Return each line of the listing that contains the string "High".

(Data items)
☆ ☆ ☆ ☆

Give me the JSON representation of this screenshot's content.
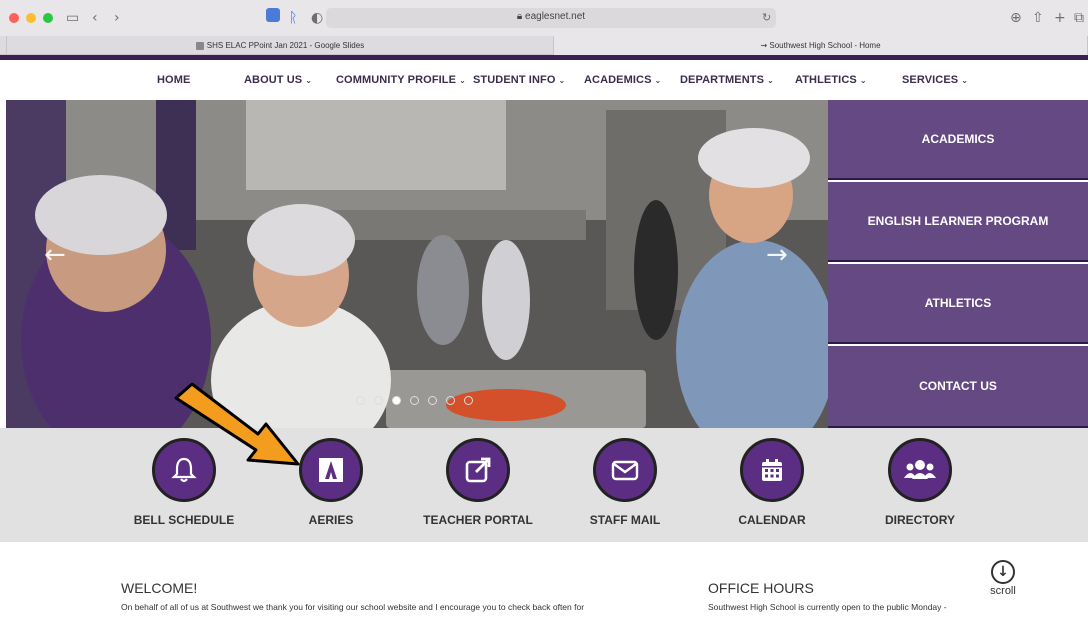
{
  "browser": {
    "address": "eaglesnet.net",
    "tabs": [
      {
        "label": "SHS ELAC PPoint Jan 2021 - Google Slides"
      },
      {
        "label": "Southwest High School - Home"
      }
    ]
  },
  "nav": {
    "items": [
      {
        "label": "HOME"
      },
      {
        "label": "ABOUT US"
      },
      {
        "label": "COMMUNITY PROFILE"
      },
      {
        "label": "STUDENT INFO"
      },
      {
        "label": "ACADEMICS"
      },
      {
        "label": "DEPARTMENTS"
      },
      {
        "label": "ATHLETICS"
      },
      {
        "label": "SERVICES"
      }
    ]
  },
  "hero": {
    "side_links": [
      {
        "label": "ACADEMICS"
      },
      {
        "label": "ENGLISH LEARNER PROGRAM"
      },
      {
        "label": "ATHLETICS"
      },
      {
        "label": "CONTACT US"
      }
    ]
  },
  "quick_links": [
    {
      "label": "BELL SCHEDULE",
      "icon": "bell-icon"
    },
    {
      "label": "AERIES",
      "icon": "aeries-logo-icon"
    },
    {
      "label": "TEACHER PORTAL",
      "icon": "external-link-icon"
    },
    {
      "label": "STAFF MAIL",
      "icon": "envelope-icon"
    },
    {
      "label": "CALENDAR",
      "icon": "calendar-icon"
    },
    {
      "label": "DIRECTORY",
      "icon": "users-icon"
    }
  ],
  "welcome": {
    "heading": "WELCOME!",
    "text": "On behalf of all of us at Southwest we thank you for visiting our school website and I encourage you to check back often for"
  },
  "office_hours": {
    "heading": "OFFICE HOURS",
    "text": "Southwest High School is currently open to the public Monday -"
  },
  "scroll_label": "scroll",
  "colors": {
    "brand_purple": "#5b2e83",
    "nav_text": "#3c2c4d",
    "annotation_arrow": "#f39c1e"
  }
}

☆ ☆ ☆ ☆

=== THE ANSWER ===
        "label": "Southwest High School - Home"
    "text": "Southwest High School is currently open to the public Monday -"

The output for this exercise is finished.